◆ **Work to complete**
Copy all the entries word for word, but omit the pictures.

Source records:
◇ ◇ ◇ ◇ ◇ ◇ ◇
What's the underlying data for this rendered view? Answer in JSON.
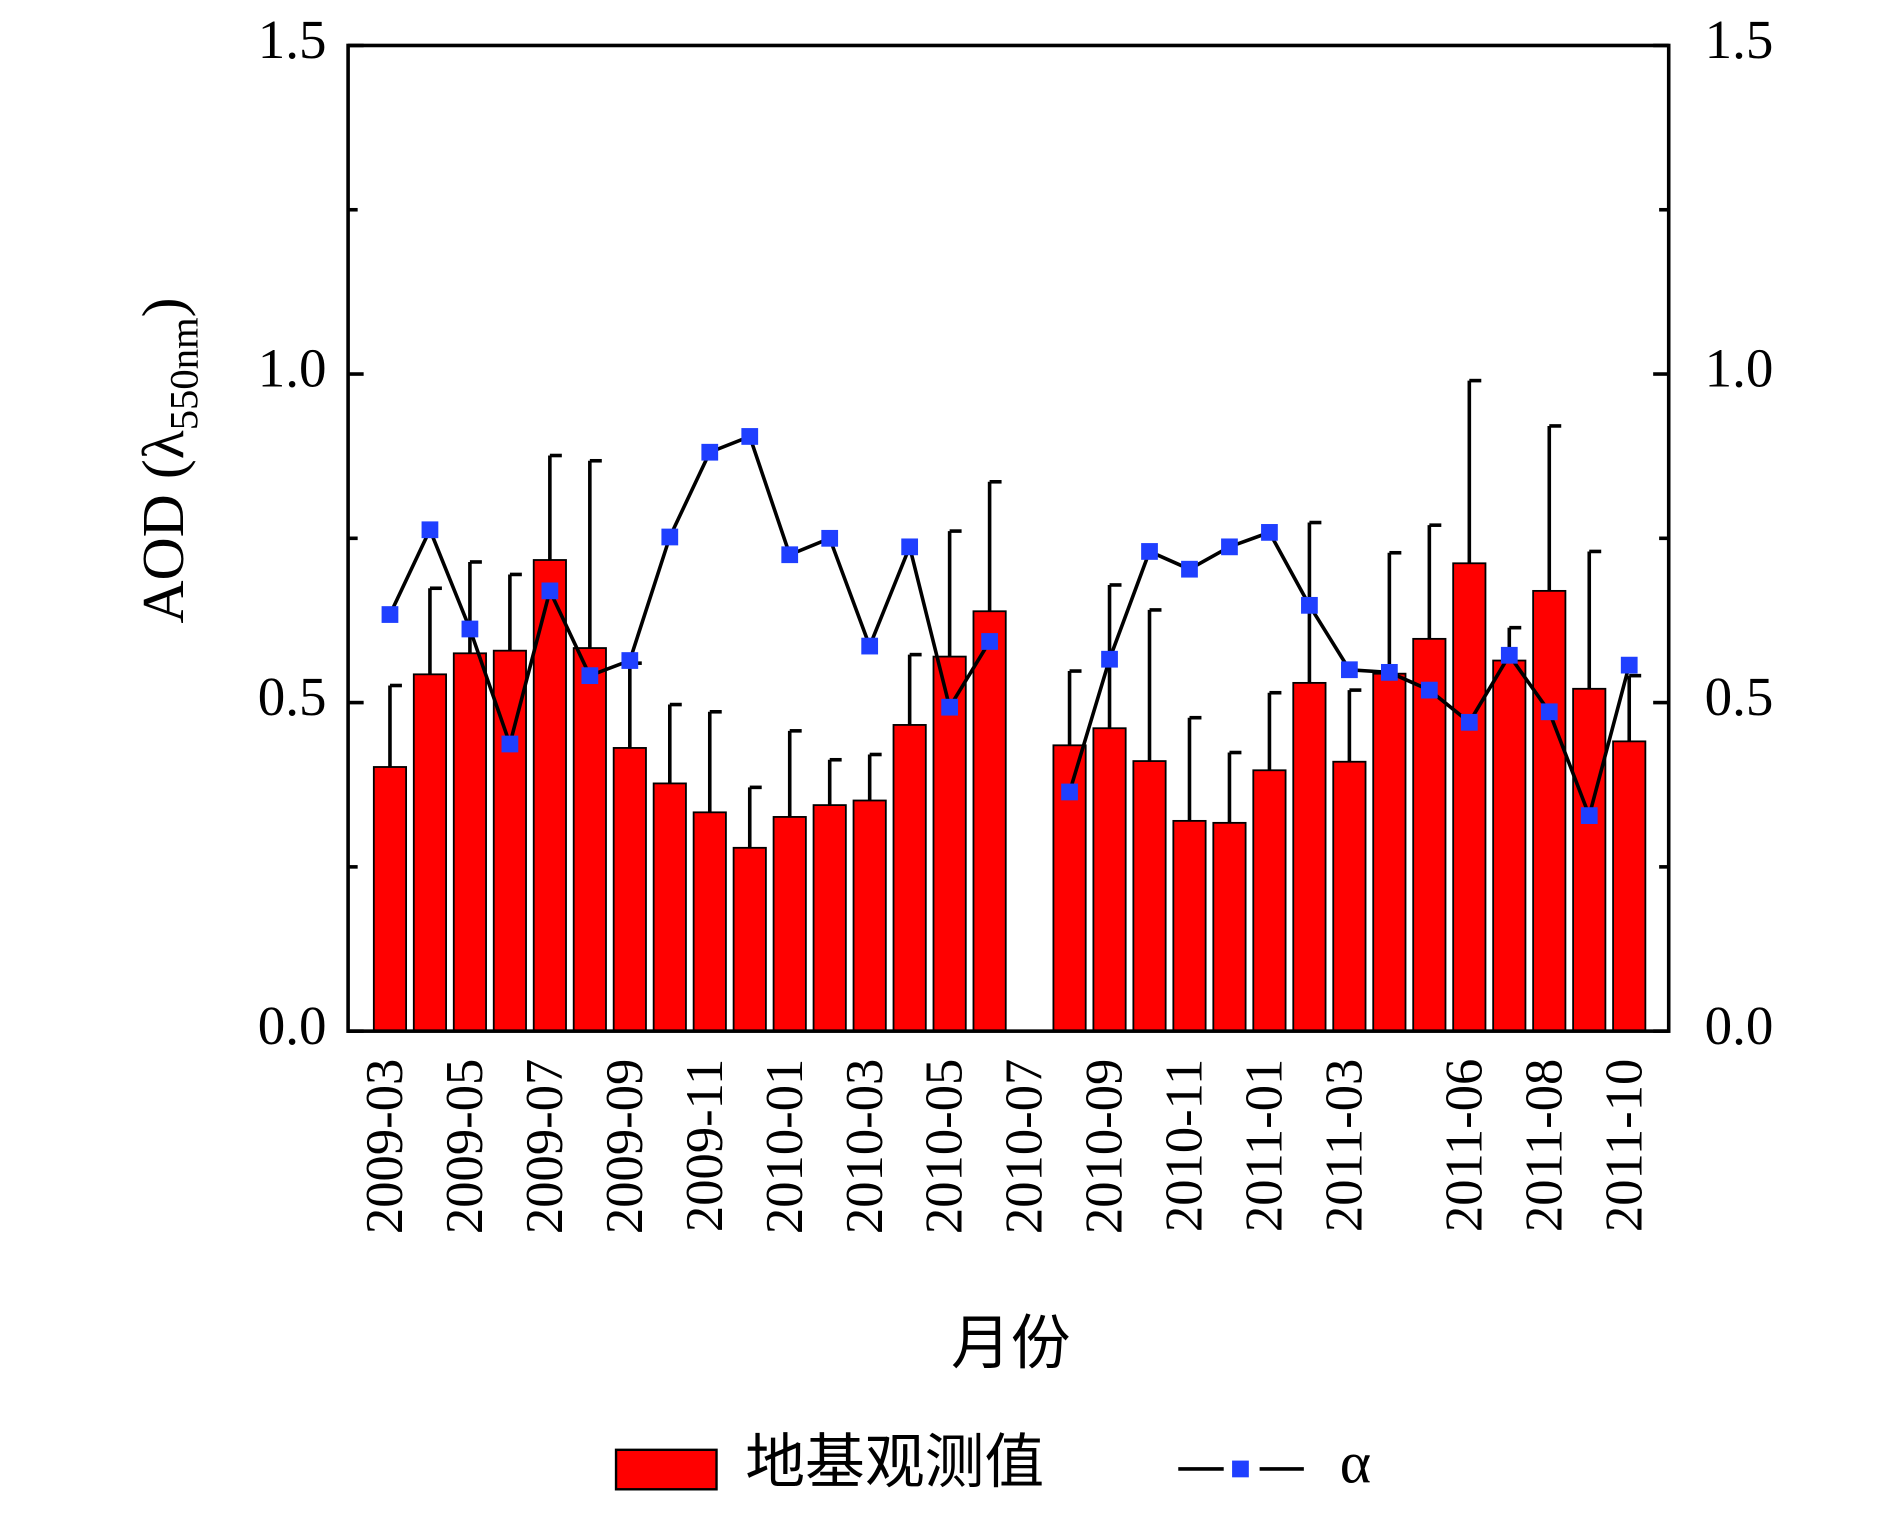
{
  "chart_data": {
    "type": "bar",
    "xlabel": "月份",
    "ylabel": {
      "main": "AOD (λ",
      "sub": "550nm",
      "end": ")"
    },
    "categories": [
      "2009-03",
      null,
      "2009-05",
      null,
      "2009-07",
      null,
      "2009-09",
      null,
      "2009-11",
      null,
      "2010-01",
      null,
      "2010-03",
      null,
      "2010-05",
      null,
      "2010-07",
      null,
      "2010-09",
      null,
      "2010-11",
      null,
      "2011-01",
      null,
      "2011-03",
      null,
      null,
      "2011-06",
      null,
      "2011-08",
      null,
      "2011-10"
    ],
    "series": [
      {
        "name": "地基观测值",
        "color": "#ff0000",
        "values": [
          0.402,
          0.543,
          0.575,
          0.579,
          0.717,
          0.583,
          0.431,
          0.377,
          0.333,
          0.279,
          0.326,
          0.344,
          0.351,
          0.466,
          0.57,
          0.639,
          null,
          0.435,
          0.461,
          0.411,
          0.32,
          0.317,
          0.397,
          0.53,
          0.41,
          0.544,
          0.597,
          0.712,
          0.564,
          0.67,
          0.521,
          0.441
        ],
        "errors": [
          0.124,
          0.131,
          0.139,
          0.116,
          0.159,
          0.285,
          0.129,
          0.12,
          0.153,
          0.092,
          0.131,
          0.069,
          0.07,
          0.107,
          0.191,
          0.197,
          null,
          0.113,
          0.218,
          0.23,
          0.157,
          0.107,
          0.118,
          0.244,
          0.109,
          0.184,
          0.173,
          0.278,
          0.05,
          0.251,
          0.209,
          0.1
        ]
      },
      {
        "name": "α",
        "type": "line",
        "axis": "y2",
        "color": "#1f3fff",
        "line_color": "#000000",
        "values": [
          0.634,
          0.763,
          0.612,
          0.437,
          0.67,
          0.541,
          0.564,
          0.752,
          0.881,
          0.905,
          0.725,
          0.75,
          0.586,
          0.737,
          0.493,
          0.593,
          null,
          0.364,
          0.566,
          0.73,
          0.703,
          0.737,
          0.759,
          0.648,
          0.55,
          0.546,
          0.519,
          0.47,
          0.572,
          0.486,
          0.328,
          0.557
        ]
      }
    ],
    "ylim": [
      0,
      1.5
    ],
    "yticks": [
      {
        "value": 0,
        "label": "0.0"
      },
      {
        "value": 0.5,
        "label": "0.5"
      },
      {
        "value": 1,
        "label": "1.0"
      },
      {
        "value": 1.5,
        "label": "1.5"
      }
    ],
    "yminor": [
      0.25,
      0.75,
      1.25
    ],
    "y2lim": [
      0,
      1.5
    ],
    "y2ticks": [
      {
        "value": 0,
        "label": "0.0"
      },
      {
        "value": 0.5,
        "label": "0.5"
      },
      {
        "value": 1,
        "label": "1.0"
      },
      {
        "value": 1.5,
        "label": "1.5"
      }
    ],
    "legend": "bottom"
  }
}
◇ ◇ ◇ ◇ ◇ ◇ ◇
◆ **Solved problem**
What's the underlying data for this rendered view? Answer in JSON.
{
  "chart_data": {
    "type": "bar",
    "xlabel": "月份",
    "ylabel": {
      "main": "AOD (λ",
      "sub": "550nm",
      "end": ")"
    },
    "categories": [
      "2009-03",
      null,
      "2009-05",
      null,
      "2009-07",
      null,
      "2009-09",
      null,
      "2009-11",
      null,
      "2010-01",
      null,
      "2010-03",
      null,
      "2010-05",
      null,
      "2010-07",
      null,
      "2010-09",
      null,
      "2010-11",
      null,
      "2011-01",
      null,
      "2011-03",
      null,
      null,
      "2011-06",
      null,
      "2011-08",
      null,
      "2011-10"
    ],
    "series": [
      {
        "name": "地基观测值",
        "color": "#ff0000",
        "values": [
          0.402,
          0.543,
          0.575,
          0.579,
          0.717,
          0.583,
          0.431,
          0.377,
          0.333,
          0.279,
          0.326,
          0.344,
          0.351,
          0.466,
          0.57,
          0.639,
          null,
          0.435,
          0.461,
          0.411,
          0.32,
          0.317,
          0.397,
          0.53,
          0.41,
          0.544,
          0.597,
          0.712,
          0.564,
          0.67,
          0.521,
          0.441
        ],
        "errors": [
          0.124,
          0.131,
          0.139,
          0.116,
          0.159,
          0.285,
          0.129,
          0.12,
          0.153,
          0.092,
          0.131,
          0.069,
          0.07,
          0.107,
          0.191,
          0.197,
          null,
          0.113,
          0.218,
          0.23,
          0.157,
          0.107,
          0.118,
          0.244,
          0.109,
          0.184,
          0.173,
          0.278,
          0.05,
          0.251,
          0.209,
          0.1
        ]
      },
      {
        "name": "α",
        "type": "line",
        "axis": "y2",
        "color": "#1f3fff",
        "line_color": "#000000",
        "values": [
          0.634,
          0.763,
          0.612,
          0.437,
          0.67,
          0.541,
          0.564,
          0.752,
          0.881,
          0.905,
          0.725,
          0.75,
          0.586,
          0.737,
          0.493,
          0.593,
          null,
          0.364,
          0.566,
          0.73,
          0.703,
          0.737,
          0.759,
          0.648,
          0.55,
          0.546,
          0.519,
          0.47,
          0.572,
          0.486,
          0.328,
          0.557
        ]
      }
    ],
    "ylim": [
      0,
      1.5
    ],
    "yticks": [
      {
        "value": 0,
        "label": "0.0"
      },
      {
        "value": 0.5,
        "label": "0.5"
      },
      {
        "value": 1,
        "label": "1.0"
      },
      {
        "value": 1.5,
        "label": "1.5"
      }
    ],
    "yminor": [
      0.25,
      0.75,
      1.25
    ],
    "y2lim": [
      0,
      1.5
    ],
    "y2ticks": [
      {
        "value": 0,
        "label": "0.0"
      },
      {
        "value": 0.5,
        "label": "0.5"
      },
      {
        "value": 1,
        "label": "1.0"
      },
      {
        "value": 1.5,
        "label": "1.5"
      }
    ],
    "legend": "bottom"
  }
}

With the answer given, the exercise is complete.